[Reading text]
10th Deputy Speaker of the Lok Sabha
- In office 13 August 1991 – 10 May 1996
- Speaker: Shivraj Patil
- Preceded by: Shivraj Patil
- Succeeded by: Suraj Bhan

Member of Parliament, Lok Sabha
- In office 1991 to 2009
- Constituency: Tumkur

Deputy Chairman of Karnataka Legislative Council
- In office 12 July 1990 – 02 July 1991
- Preceded by: Himself
- Succeeded by: B. R. Patil
- In office 10 April 1985 – 30 June 1990
- Preceded by: Dr. A. B. Malaka Reddy
- Succeeded by: Himself

Personal details
- Born: 26 June 1931 Tumkur, Kingdom of Mysore, British India
- Died: 13 March 2014 (aged 82) Tumkur, Karnataka, India
- Party: BJP
- Spouse: Jayadevamma
- Children: 1 son and 2 daughters

= S. Mallikarjunaiah =

Indian politician

Siddananjappa Mallikarjunaiah (1931 – 2014) was an Indian politician. He represented the Tumkur constituency of Karnataka in Lok Sabha thrice, and was a member of the Bharatiya Janata Party (BJP).
[/Reading text]
[Information given]
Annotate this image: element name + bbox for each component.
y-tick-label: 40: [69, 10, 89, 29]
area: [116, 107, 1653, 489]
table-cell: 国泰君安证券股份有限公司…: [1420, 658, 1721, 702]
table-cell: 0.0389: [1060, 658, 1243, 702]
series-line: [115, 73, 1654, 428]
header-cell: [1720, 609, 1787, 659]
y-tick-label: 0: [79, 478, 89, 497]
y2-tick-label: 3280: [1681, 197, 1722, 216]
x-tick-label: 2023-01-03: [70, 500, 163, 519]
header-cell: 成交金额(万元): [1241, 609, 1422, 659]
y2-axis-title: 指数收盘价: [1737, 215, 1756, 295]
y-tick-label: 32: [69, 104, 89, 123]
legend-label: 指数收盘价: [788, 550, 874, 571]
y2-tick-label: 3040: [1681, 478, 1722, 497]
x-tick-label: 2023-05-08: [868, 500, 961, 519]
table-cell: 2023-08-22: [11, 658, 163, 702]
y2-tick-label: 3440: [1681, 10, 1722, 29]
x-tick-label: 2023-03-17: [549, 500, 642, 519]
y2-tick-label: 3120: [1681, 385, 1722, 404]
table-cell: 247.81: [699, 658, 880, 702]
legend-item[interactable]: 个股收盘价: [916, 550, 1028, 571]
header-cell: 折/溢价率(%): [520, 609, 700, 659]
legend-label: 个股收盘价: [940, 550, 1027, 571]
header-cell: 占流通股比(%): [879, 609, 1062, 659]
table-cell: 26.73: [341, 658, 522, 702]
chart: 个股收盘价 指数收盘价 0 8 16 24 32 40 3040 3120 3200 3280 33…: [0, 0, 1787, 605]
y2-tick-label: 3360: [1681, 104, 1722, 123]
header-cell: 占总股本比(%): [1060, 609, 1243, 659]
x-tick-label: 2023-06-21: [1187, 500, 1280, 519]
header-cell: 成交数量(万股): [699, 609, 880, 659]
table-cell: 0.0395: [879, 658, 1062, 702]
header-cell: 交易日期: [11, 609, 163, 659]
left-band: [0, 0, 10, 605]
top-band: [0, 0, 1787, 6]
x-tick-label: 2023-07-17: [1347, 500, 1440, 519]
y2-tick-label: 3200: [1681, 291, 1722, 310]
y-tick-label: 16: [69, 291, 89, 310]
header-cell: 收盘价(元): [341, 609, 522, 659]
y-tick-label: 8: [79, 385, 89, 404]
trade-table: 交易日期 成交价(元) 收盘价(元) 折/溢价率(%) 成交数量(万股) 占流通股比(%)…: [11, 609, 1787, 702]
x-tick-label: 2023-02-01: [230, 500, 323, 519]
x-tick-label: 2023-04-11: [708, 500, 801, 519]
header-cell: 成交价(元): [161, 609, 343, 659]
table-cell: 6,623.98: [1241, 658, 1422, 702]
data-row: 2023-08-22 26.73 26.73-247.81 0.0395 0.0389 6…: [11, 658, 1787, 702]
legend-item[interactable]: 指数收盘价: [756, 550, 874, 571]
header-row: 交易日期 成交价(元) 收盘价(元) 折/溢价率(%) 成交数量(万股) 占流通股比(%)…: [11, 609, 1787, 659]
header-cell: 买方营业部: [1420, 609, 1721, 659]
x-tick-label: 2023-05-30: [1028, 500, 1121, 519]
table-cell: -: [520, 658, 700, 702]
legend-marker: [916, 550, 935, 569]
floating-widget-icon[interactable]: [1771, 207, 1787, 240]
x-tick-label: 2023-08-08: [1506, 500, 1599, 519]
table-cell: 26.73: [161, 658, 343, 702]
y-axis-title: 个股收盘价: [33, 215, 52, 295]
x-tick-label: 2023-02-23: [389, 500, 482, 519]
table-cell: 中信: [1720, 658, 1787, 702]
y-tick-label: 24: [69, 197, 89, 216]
[/Information given]
Set of tasks:
a) In the text about S. Mallikarjunaiah, who succeeded him as Deputy Speaker of the Lok Sabha?
b) Repeat the stretch of the S. Mallikarjunaiah text from "Personal details" through "Janata Party (BJP).".
c) Pick up the biography of S. Mallikarjunaiah after its final sentence and keep writing it.

Answers for the exercise:
a) Suraj Bhan

b)
Personal details
- Born: 26 June 1931 Tumkur, Kingdom of Mysore, British India
- Died: 13 March 2014 (aged 82) Tumkur, Karnataka, India
- Party: BJP
- Spouse: Jayadevamma
- Children: 1 son and 2 daughters

= S. Mallikarjunaiah =

Indian politician

Siddananjappa Mallikarjunaiah (1931 – 2014) was an Indian politician. He represented the Tumkur constituency of Karnataka in Lok Sabha thrice, and was a member of the Bharatiya Janata Party (BJP).

c)
He was Deputy Speaker of Lok-sabha in the Tenth Lok Sabha (1991–1996). He was elected to the Lok Sabha thrice from Tumkur in 1991, 1998 and 2004. He lost Lok Sabha election from Tumkur four times, in 1977, 1980, 1996, 1999. He started his political career as an MLC representing Tumkur on the Karnataka Legislative Council from 1971–1991 for Jana Sangh, Janata Party, and Bharatiya Janata Party. He also served as the Deputy Chairman of the council from 1980–1986. He was the State President of the Jana Sangh.

He was born in Tumkur on 26 June 1931. He died on 13 March 2014 in Tumkur at the age of 82 from a heart attack.